*INSTRUCTIONS TO FOLLOW*: Gather, from the data below, each line in which the word "this" occurs.

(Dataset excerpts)

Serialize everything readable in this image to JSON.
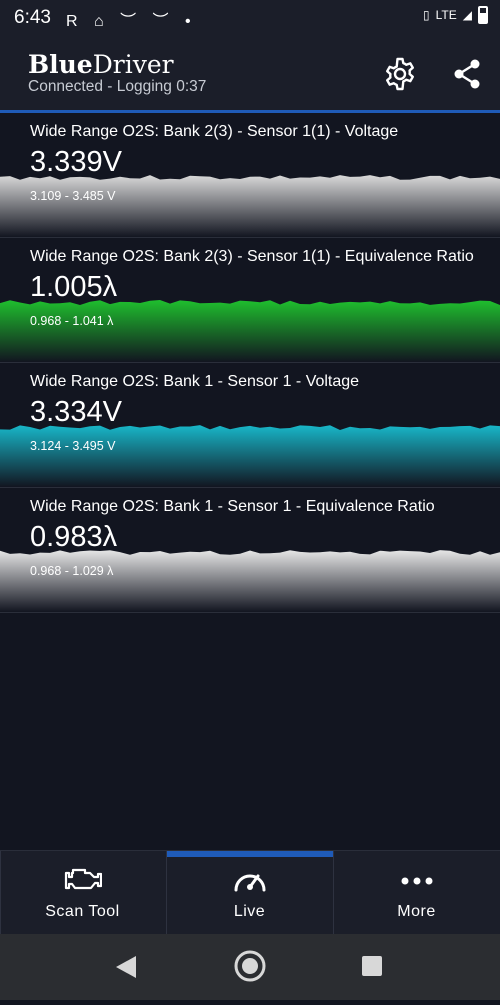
{
  "status_bar": {
    "time": "6:43",
    "notifications": "R ⌂ ︶ ︶ •",
    "network": "LTE"
  },
  "app": {
    "brand_bold": "Blue",
    "brand_regular": "Driver",
    "subtitle": "Connected - Logging 0:37"
  },
  "sensors": [
    {
      "title": "Wide Range O2S: Bank 2(3) - Sensor 1(1) - Voltage",
      "value": "3.339V",
      "range": "3.109 - 3.485 V",
      "color": "#d9d9d9"
    },
    {
      "title": "Wide Range O2S: Bank 2(3) - Sensor 1(1) - Equivalence Ratio",
      "value": "1.005λ",
      "range": "0.968 - 1.041 λ",
      "color": "#1fbf2e"
    },
    {
      "title": "Wide Range O2S: Bank 1 - Sensor 1 - Voltage",
      "value": "3.334V",
      "range": "3.124 - 3.495 V",
      "color": "#18b7c9"
    },
    {
      "title": "Wide Range O2S: Bank 1 - Sensor 1 - Equivalence Ratio",
      "value": "0.983λ",
      "range": "0.968 - 1.029 λ",
      "color": "#e6e6e6"
    }
  ],
  "bottom_nav": {
    "items": [
      {
        "label": "Scan Tool",
        "icon": "engine-icon"
      },
      {
        "label": "Live",
        "icon": "gauge-icon",
        "active": true
      },
      {
        "label": "More",
        "icon": "more-dots-icon"
      }
    ]
  },
  "colors": {
    "accent": "#1f5bb8",
    "background": "#121520",
    "bar": "#1b1e29"
  }
}
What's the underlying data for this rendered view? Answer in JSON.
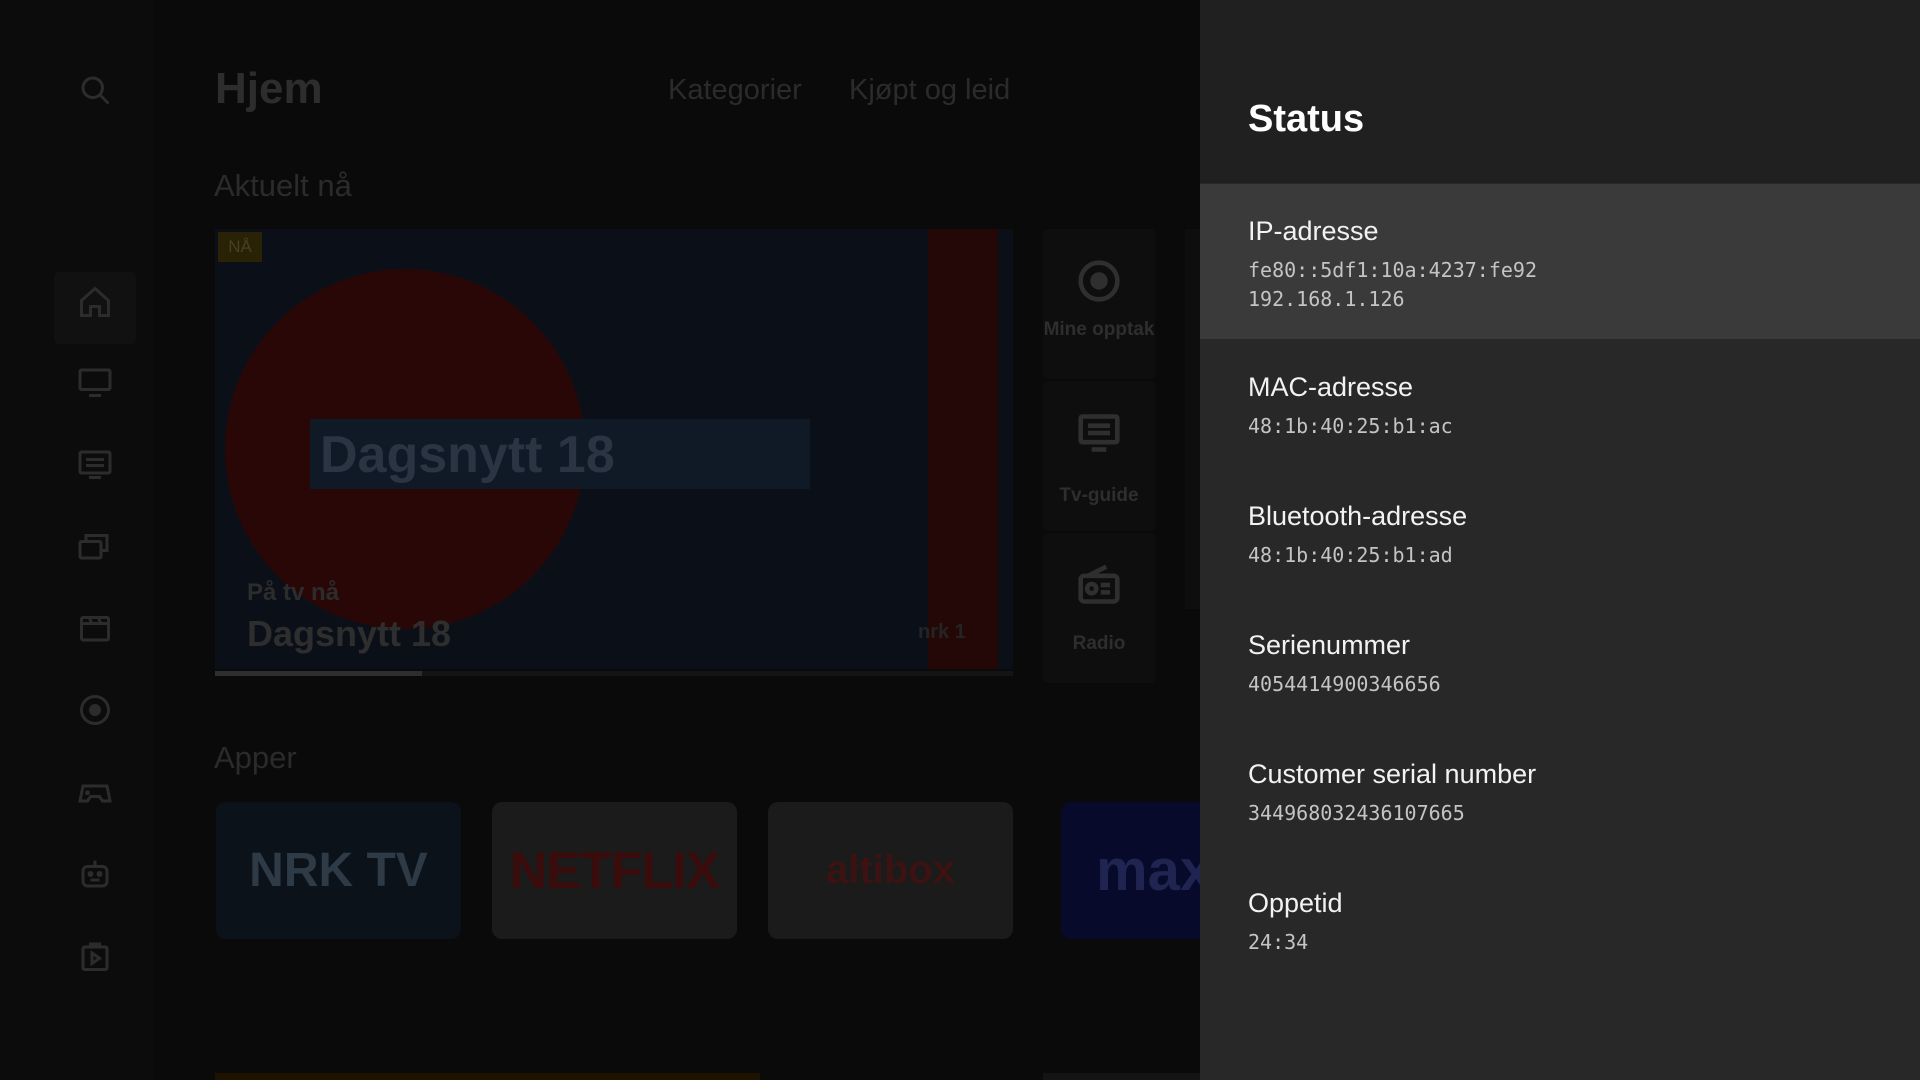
{
  "home": {
    "title": "Hjem",
    "tabs": [
      "Kategorier",
      "Kjøpt og leid"
    ],
    "sections": {
      "now": "Aktuelt nå",
      "apps": "Apper"
    },
    "hero": {
      "badge": "NÅ",
      "banner_text": "Dagsnytt 18",
      "subtitle": "På tv nå",
      "title": "Dagsnytt 18",
      "channel_logo": "nrk 1",
      "progress": 0.26
    },
    "quick_tiles": [
      {
        "label": "Mine opptak",
        "icon": "record-icon"
      },
      {
        "label": "Tv-guide",
        "icon": "tv-guide-icon"
      },
      {
        "label": "Radio",
        "icon": "radio-icon"
      }
    ],
    "apps": [
      "NRK TV",
      "NETFLIX",
      "altibox",
      "max"
    ],
    "side_rail_icons": [
      "search-icon",
      "home-icon",
      "tv-icon",
      "guide-icon",
      "library-icon",
      "movies-icon",
      "recordings-icon",
      "games-icon",
      "kids-icon",
      "play-store-icon"
    ]
  },
  "status_panel": {
    "title": "Status",
    "items": [
      {
        "label": "IP-adresse",
        "values": [
          "fe80::5df1:10a:4237:fe92",
          "192.168.1.126"
        ]
      },
      {
        "label": "MAC-adresse",
        "values": [
          "48:1b:40:25:b1:ac"
        ]
      },
      {
        "label": "Bluetooth-adresse",
        "values": [
          "48:1b:40:25:b1:ad"
        ]
      },
      {
        "label": "Serienummer",
        "values": [
          "4054414900346656"
        ]
      },
      {
        "label": "Customer serial number",
        "values": [
          "344968032436107665"
        ]
      },
      {
        "label": "Oppetid",
        "values": [
          "24:34"
        ]
      }
    ]
  },
  "colors": {
    "panel_bg": "#282828",
    "panel_header_bg": "#202020",
    "focused_row_bg": "#3a3a3a"
  }
}
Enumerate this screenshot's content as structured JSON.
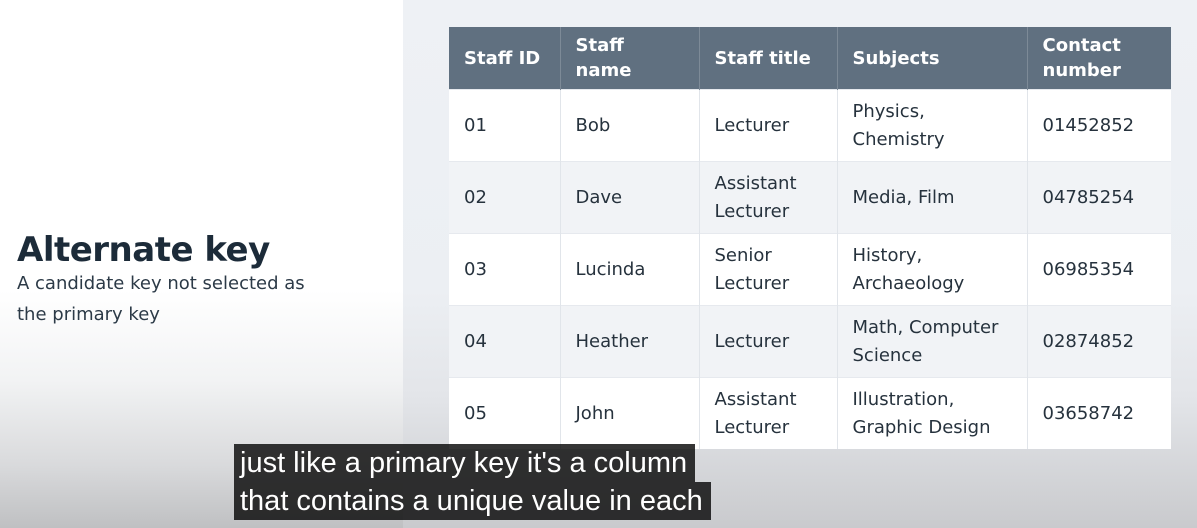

*TASK RESPONSE*:
Serialize everything readable in this image to JSON.
What's the underlying data for this rendered view? Answer in JSON.
Enumerate this screenshot's content as structured JSON.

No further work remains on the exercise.